Give back the full listing, character for character, with no pictures.

>> begin

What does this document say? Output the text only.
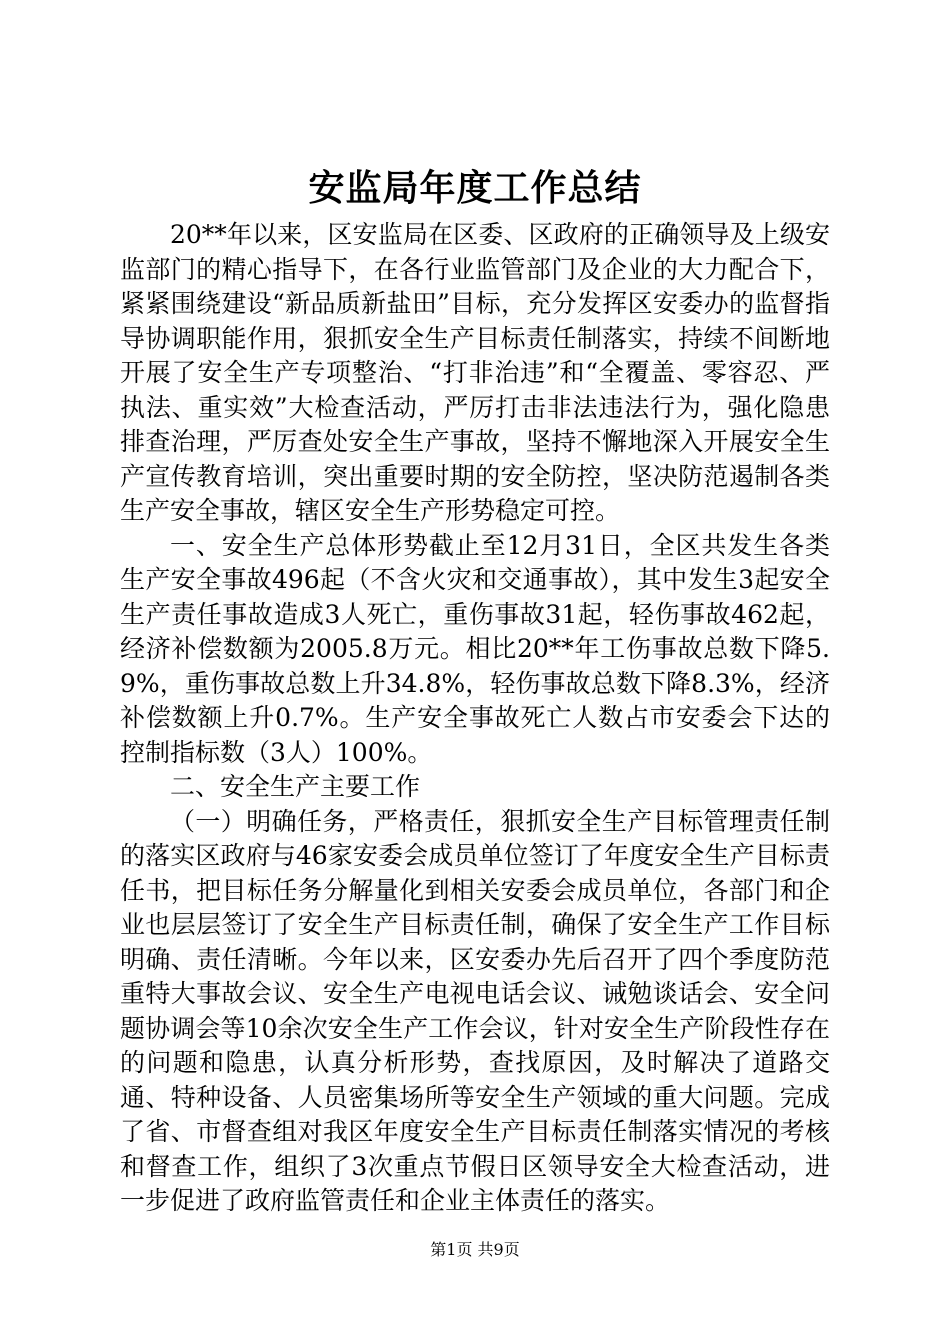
安监局年度工作总结

20**年以来，区安监局在区委、区政府的正确领导及上级安监部门的精心指导下，在各行业监管部门及企业的大力配合下，紧紧围绕建设“新品质新盐田”目标，充分发挥区安委办的监督指导协调职能作用，狠抓安全生产目标责任制落实，持续不间断地开展了安全生产专项整治、“打非治违”和“全覆盖、零容忍、严执法、重实效”大检查活动，严厉打击非法违法行为，强化隐患排查治理，严厉查处安全生产事故，坚持不懈地深入开展安全生产宣传教育培训，突出重要时期的安全防控，坚决防范遏制各类生产安全事故，辖区安全生产形势稳定可控。

一、安全生产总体形势截止至12月31日，全区共发生各类生产安全事故496起（不含火灾和交通事故），其中发生3起安全生产责任事故造成3人死亡，重伤事故31起，轻伤事故462起，经济补偿数额为2005.8万元。相比20**年工伤事故总数下降5.9%，重伤事故总数上升34.8%，轻伤事故总数下降8.3%，经济补偿数额上升0.7%。生产安全事故死亡人数占市安委会下达的控制指标数（3人）100%。

二、安全生产主要工作

（一）明确任务，严格责任，狠抓安全生产目标管理责任制的落实区政府与46家安委会成员单位签订了年度安全生产目标责任书，把目标任务分解量化到相关安委会成员单位，各部门和企业也层层签订了安全生产目标责任制，确保了安全生产工作目标明确、责任清晰。今年以来，区安委办先后召开了四个季度防范重特大事故会议、安全生产电视电话会议、诫勉谈话会、安全问题协调会等10余次安全生产工作会议，针对安全生产阶段性存在的问题和隐患，认真分析形势，查找原因，及时解决了道路交通、特种设备、人员密集场所等安全生产领域的重大问题。完成了省、市督查组对我区年度安全生产目标责任制落实情况的考核和督查工作，组织了3次重点节假日区领导安全大检查活动，进一步促进了政府监管责任和企业主体责任的落实。

第1页 共9页
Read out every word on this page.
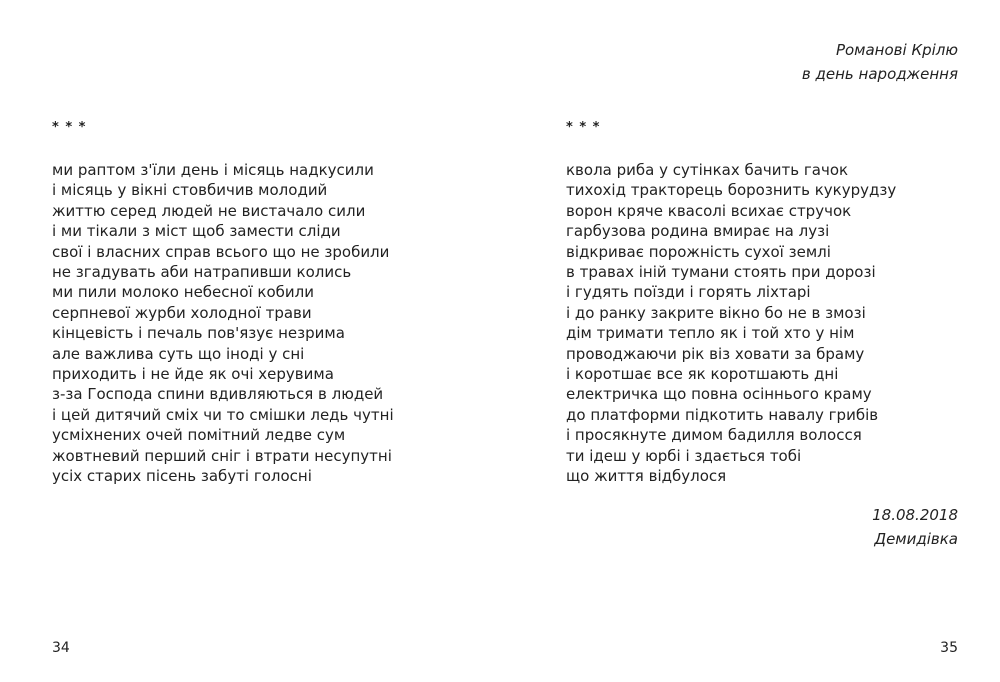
* * *
ми раптом з'їли день і місяць надкусили
і місяць у вікні стовбичив молодий
життю серед людей не вистачало сили
і ми тікали з міст щоб замести сліди
свої і власних справ всього що не зробили
не згадувать аби натрапивши колись
ми пили молоко небесної кобили
серпневої журби холодної трави
кінцевість і печаль пов'язує незрима
але важлива суть що іноді у сні
приходить і не йде як очі херувима
з-за Господа спини вдивляються в людей
і цей дитячий сміх чи то смішки ледь чутні
усміхнених очей помітний ледве сум
жовтневий перший сніг і втрати несупутні
усіх старих пісень забуті голосні
34
Романові Крілю
в день народження
* * *
квола риба у сутінках бачить гачок
тихохід тракторець борознить кукурудзу
ворон кряче квасолі всихає стручок
гарбузова родина вмирає на лузі
відкриває порожність сухої землі
в травах іній тумани стоять при дорозі
і гудять поїзди і горять ліхтарі
і до ранку закрите вікно бо не в змозі
дім тримати тепло як і той хто у нім
проводжаючи рік віз ховати за браму
і коротшає все як коротшають дні
електричка що повна осіннього краму
до платформи підкотить навалу грибів
і просякнуте димом бадилля волосся
ти ідеш у юрбі і здається тобі
що життя відбулося
18.08.2018
Демидівка
35
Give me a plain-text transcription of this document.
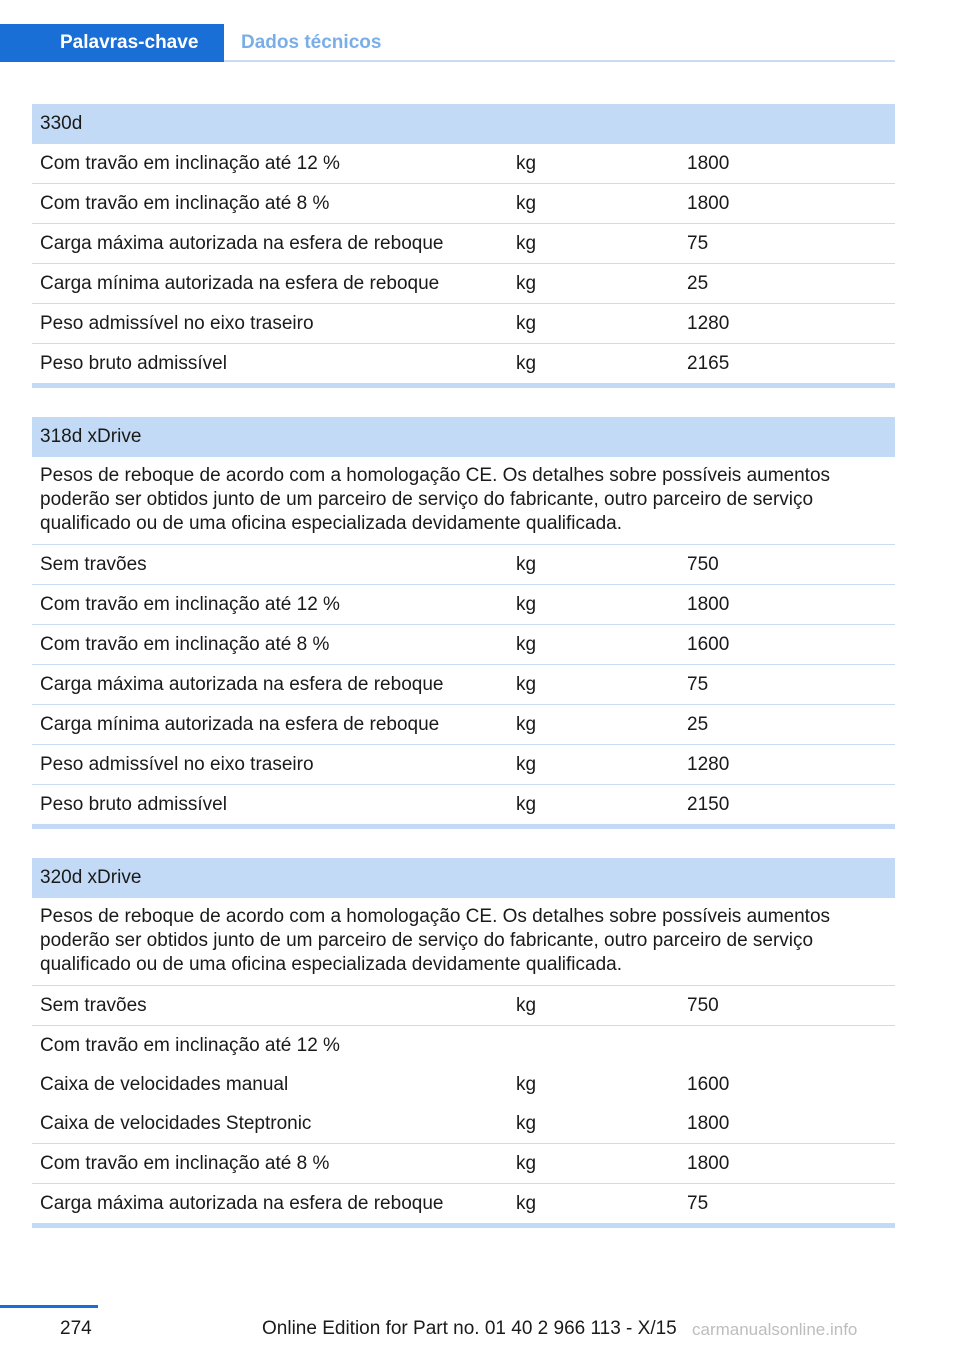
Palavras-chave	Dados técnicos
330d
Com travão em inclinação até 12 %	kg	1800
Com travão em inclinação até 8 %	kg	1800
Carga máxima autorizada na esfera de reboque	kg	75
Carga mínima autorizada na esfera de reboque	kg	25
Peso admissível no eixo traseiro	kg	1280
Peso bruto admissível	kg	2165
318d xDrive
Pesos de reboque de acordo com a homologação CE. Os detalhes sobre possíveis aumentos poderão ser obtidos junto de um parceiro de serviço do fabricante, outro parceiro de serviço qualificado ou de uma oficina especializada devidamente qualificada.
Sem travões	kg	750
Com travão em inclinação até 12 %	kg	1800
Com travão em inclinação até 8 %	kg	1600
Carga máxima autorizada na esfera de reboque	kg	75
Carga mínima autorizada na esfera de reboque	kg	25
Peso admissível no eixo traseiro	kg	1280
Peso bruto admissível	kg	2150
320d xDrive
Pesos de reboque de acordo com a homologação CE. Os detalhes sobre possíveis aumentos poderão ser obtidos junto de um parceiro de serviço do fabricante, outro parceiro de serviço qualificado ou de uma oficina especializada devidamente qualificada.
Sem travões	kg	750
Com travão em inclinação até 12 %
Caixa de velocidades manual	kg	1600
Caixa de velocidades Steptronic	kg	1800
Com travão em inclinação até 8 %	kg	1800
Carga máxima autorizada na esfera de reboque	kg	75
274	Online Edition for Part no. 01 40 2 966 113 - X/15 carmanualsonline.info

>> end

**Problem solution:**
What does this document say? Output the text only.
安监局年度工作总结

20**年以来，区安监局在区委、区政府的正确领导及上级安监部门的精心指导下，在各行业监管部门及企业的大力配合下，紧紧围绕建设“新品质新盐田”目标，充分发挥区安委办的监督指导协调职能作用，狠抓安全生产目标责任制落实，持续不间断地开展了安全生产专项整治、“打非治违”和“全覆盖、零容忍、严执法、重实效”大检查活动，严厉打击非法违法行为，强化隐患排查治理，严厉查处安全生产事故，坚持不懈地深入开展安全生产宣传教育培训，突出重要时期的安全防控，坚决防范遏制各类生产安全事故，辖区安全生产形势稳定可控。

一、安全生产总体形势截止至12月31日，全区共发生各类生产安全事故496起（不含火灾和交通事故），其中发生3起安全生产责任事故造成3人死亡，重伤事故31起，轻伤事故462起，经济补偿数额为2005.8万元。相比20**年工伤事故总数下降5.9%，重伤事故总数上升34.8%，轻伤事故总数下降8.3%，经济补偿数额上升0.7%。生产安全事故死亡人数占市安委会下达的控制指标数（3人）100%。

二、安全生产主要工作

（一）明确任务，严格责任，狠抓安全生产目标管理责任制的落实区政府与46家安委会成员单位签订了年度安全生产目标责任书，把目标任务分解量化到相关安委会成员单位，各部门和企业也层层签订了安全生产目标责任制，确保了安全生产工作目标明确、责任清晰。今年以来，区安委办先后召开了四个季度防范重特大事故会议、安全生产电视电话会议、诫勉谈话会、安全问题协调会等10余次安全生产工作会议，针对安全生产阶段性存在的问题和隐患，认真分析形势，查找原因，及时解决了道路交通、特种设备、人员密集场所等安全生产领域的重大问题。完成了省、市督查组对我区年度安全生产目标责任制落实情况的考核和督查工作，组织了3次重点节假日区领导安全大检查活动，进一步促进了政府监管责任和企业主体责任的落实。

第1页 共9页
Read out every word on this page.
* * *
ми раптом з'їли день і місяць надкусили
і місяць у вікні стовбичив молодий
життю серед людей не вистачало сили
і ми тікали з міст щоб замести сліди
свої і власних справ всього що не зробили
не згадувать аби натрапивши колись
ми пили молоко небесної кобили
серпневої журби холодної трави
кінцевість і печаль пов'язує незрима
але важлива суть що іноді у сні
приходить і не йде як очі херувима
з-за Господа спини вдивляються в людей
і цей дитячий сміх чи то смішки ледь чутні
усміхнених очей помітний ледве сум
жовтневий перший сніг і втрати несупутні
усіх старих пісень забуті голосні
34
Романові Крілю
в день народження
* * *
квола риба у сутінках бачить гачок
тихохід тракторець борознить кукурудзу
ворон кряче квасолі всихає стручок
гарбузова родина вмирає на лузі
відкриває порожність сухої землі
в травах іній тумани стоять при дорозі
і гудять поїзди і горять ліхтарі
і до ранку закрите вікно бо не в змозі
дім тримати тепло як і той хто у нім
проводжаючи рік віз ховати за браму
і коротшає все як коротшають дні
електричка що повна осіннього краму
до платформи підкотить навалу грибів
і просякнуте димом бадилля волосся
ти ідеш у юрбі і здається тобі
що життя відбулося
18.08.2018
Демидівка
35
Give me a plain-text transcription of this document.
Palavras-chave	Dados técnicos
330d
Com travão em inclinação até 12 %	kg	1800
Com travão em inclinação até 8 %	kg	1800
Carga máxima autorizada na esfera de reboque	kg	75
Carga mínima autorizada na esfera de reboque	kg	25
Peso admissível no eixo traseiro	kg	1280
Peso bruto admissível	kg	2165
318d xDrive
Pesos de reboque de acordo com a homologação CE. Os detalhes sobre possíveis aumentos poderão ser obtidos junto de um parceiro de serviço do fabricante, outro parceiro de serviço qualificado ou de uma oficina especializada devidamente qualificada.
Sem travões	kg	750
Com travão em inclinação até 12 %	kg	1800
Com travão em inclinação até 8 %	kg	1600
Carga máxima autorizada na esfera de reboque	kg	75
Carga mínima autorizada na esfera de reboque	kg	25
Peso admissível no eixo traseiro	kg	1280
Peso bruto admissível	kg	2150
320d xDrive
Pesos de reboque de acordo com a homologação CE. Os detalhes sobre possíveis aumentos poderão ser obtidos junto de um parceiro de serviço do fabricante, outro parceiro de serviço qualificado ou de uma oficina especializada devidamente qualificada.
Sem travões	kg	750
Com travão em inclinação até 12 %
Caixa de velocidades manual	kg	1600
Caixa de velocidades Steptronic	kg	1800
Com travão em inclinação até 8 %	kg	1800
Carga máxima autorizada na esfera de reboque	kg	75
274	Online Edition for Part no. 01 40 2 966 113 - X/15 carmanualsonline.info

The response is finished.